Dataset records
# # # # # # #

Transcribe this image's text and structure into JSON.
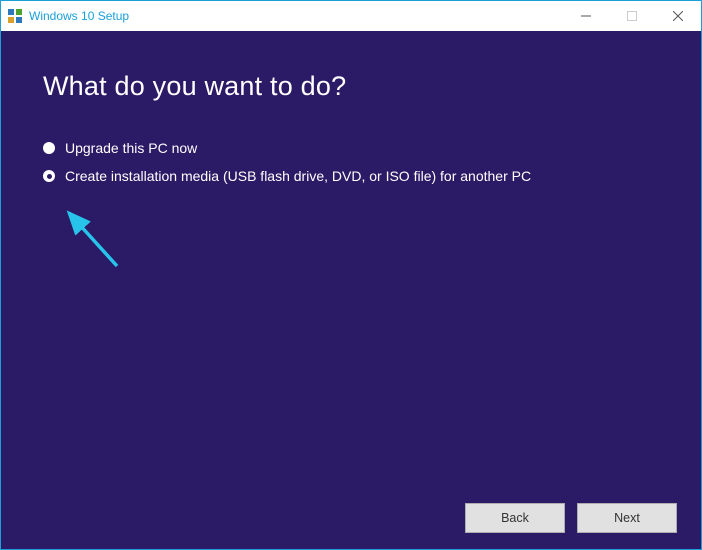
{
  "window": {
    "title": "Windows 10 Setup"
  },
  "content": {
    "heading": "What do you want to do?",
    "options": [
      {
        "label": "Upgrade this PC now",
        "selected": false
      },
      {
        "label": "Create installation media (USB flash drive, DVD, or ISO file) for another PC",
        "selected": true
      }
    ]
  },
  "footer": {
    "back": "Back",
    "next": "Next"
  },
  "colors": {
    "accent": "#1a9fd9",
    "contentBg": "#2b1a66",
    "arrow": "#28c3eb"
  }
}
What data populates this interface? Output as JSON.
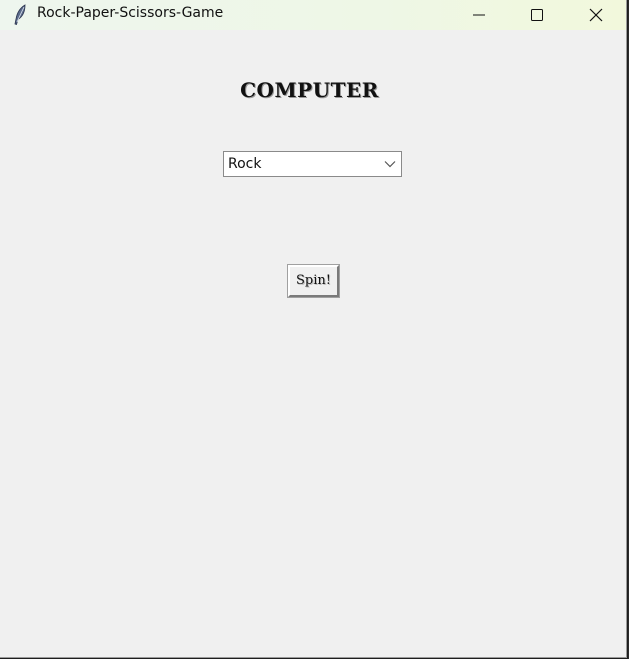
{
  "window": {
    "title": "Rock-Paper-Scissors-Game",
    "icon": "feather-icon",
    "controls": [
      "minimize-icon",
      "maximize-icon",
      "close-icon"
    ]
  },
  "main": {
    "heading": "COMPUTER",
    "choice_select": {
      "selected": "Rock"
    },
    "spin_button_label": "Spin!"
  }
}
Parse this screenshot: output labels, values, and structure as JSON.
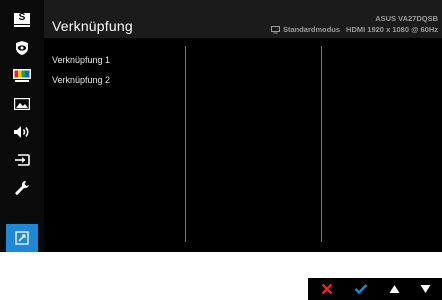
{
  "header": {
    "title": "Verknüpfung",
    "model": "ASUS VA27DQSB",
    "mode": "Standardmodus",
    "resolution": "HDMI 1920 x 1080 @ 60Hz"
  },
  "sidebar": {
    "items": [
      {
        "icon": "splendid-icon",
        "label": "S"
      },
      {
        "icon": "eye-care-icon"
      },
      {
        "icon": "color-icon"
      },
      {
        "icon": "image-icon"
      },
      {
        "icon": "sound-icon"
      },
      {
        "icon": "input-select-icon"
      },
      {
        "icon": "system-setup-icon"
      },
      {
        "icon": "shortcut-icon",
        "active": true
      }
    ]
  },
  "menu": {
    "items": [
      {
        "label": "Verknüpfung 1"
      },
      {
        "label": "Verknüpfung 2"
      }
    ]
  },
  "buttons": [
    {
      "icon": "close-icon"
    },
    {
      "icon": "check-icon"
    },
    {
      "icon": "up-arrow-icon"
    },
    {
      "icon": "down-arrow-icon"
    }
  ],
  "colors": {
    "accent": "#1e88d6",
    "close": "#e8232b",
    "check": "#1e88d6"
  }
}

# # # # # # #

Exercise task :: In the entries above, count each line holding "JSON" and report the total and nothing more.

Written reply :: 3